──────── MATERIAL

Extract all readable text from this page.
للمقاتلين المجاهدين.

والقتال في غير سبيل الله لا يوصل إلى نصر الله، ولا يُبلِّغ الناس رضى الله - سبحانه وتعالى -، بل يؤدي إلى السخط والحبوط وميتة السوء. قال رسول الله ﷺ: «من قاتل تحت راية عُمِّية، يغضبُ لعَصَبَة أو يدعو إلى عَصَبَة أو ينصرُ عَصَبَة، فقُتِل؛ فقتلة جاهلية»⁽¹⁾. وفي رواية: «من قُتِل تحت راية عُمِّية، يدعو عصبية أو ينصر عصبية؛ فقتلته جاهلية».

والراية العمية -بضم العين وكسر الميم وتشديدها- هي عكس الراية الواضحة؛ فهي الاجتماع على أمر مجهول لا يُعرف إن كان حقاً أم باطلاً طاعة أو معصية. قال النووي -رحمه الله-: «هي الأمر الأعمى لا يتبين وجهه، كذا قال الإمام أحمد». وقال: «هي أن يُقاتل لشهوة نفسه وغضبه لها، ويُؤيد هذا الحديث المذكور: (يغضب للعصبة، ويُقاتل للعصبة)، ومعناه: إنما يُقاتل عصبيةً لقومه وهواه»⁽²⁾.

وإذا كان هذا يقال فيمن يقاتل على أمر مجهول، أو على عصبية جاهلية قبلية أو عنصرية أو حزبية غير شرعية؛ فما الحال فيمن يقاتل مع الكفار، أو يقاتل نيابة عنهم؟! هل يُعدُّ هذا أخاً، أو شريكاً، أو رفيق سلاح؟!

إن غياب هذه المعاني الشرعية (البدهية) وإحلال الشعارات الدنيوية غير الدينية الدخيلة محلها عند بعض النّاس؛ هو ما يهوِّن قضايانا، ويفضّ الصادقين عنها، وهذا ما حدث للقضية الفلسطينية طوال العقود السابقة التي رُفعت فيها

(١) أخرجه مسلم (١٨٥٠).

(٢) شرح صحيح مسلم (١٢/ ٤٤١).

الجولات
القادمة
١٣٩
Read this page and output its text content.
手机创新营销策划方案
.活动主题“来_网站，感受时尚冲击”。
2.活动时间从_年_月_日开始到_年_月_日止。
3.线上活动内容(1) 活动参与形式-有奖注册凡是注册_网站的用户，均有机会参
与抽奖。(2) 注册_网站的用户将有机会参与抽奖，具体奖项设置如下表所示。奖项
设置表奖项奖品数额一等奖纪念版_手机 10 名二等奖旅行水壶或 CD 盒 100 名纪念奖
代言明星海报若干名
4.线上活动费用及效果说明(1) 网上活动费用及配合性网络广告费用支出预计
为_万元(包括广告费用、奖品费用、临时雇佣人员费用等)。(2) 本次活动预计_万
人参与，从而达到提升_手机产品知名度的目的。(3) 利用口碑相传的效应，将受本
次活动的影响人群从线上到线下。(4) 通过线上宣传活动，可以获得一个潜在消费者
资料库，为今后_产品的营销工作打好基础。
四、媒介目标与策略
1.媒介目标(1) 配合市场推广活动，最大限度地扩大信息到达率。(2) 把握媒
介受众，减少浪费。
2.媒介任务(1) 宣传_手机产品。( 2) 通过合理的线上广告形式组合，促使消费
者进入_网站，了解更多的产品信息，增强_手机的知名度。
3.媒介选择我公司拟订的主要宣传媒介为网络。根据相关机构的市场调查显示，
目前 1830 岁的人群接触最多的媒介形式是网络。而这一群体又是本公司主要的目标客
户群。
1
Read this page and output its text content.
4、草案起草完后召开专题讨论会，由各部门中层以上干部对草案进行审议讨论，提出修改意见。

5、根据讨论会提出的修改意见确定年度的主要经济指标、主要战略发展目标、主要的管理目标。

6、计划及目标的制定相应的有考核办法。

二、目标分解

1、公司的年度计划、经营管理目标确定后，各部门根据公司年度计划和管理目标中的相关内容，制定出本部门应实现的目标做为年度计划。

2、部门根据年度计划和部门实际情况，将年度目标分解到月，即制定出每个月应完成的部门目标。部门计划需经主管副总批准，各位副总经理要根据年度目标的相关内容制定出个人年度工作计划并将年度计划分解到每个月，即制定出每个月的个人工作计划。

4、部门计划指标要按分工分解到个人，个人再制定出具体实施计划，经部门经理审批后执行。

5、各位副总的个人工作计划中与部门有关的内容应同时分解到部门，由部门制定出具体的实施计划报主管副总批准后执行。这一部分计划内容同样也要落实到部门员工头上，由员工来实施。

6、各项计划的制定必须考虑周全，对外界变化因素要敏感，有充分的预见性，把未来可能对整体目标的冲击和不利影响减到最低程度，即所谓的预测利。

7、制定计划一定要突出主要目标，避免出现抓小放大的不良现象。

────────────────

WHAT IS BEING ASKED
Above are the records. Copy every line in them holding "مجهول".

RESPONSE FOR THIS EXERCISE
والراية العمية -بضم العين وكسر الميم وتشديدها- هي عكس الراية الواضحة؛ فهي الاجتماع على أمر مجهول لا يُعرف إن كان حقاً أم باطلاً طاعة أو معصية. قال النووي -رحمه الله-: «هي الأمر الأعمى لا يتبين وجهه، كذا قال الإمام أحمد». وقال: «هي أن يُقاتل لشهوة نفسه وغضبه لها، ويُؤيد هذا الحديث المذكور: (يغضب للعصبة، ويُقاتل للعصبة)، ومعناه: إنما يُقاتل عصبيةً لقومه وهواه»⁽²⁾.
وإذا كان هذا يقال فيمن يقاتل على أمر مجهول، أو على عصبية جاهلية قبلية أو عنصرية أو حزبية غير شرعية؛ فما الحال فيمن يقاتل مع الكفار، أو يقاتل نيابة عنهم؟! هل يُعدُّ هذا أخاً، أو شريكاً، أو رفيق سلاح؟!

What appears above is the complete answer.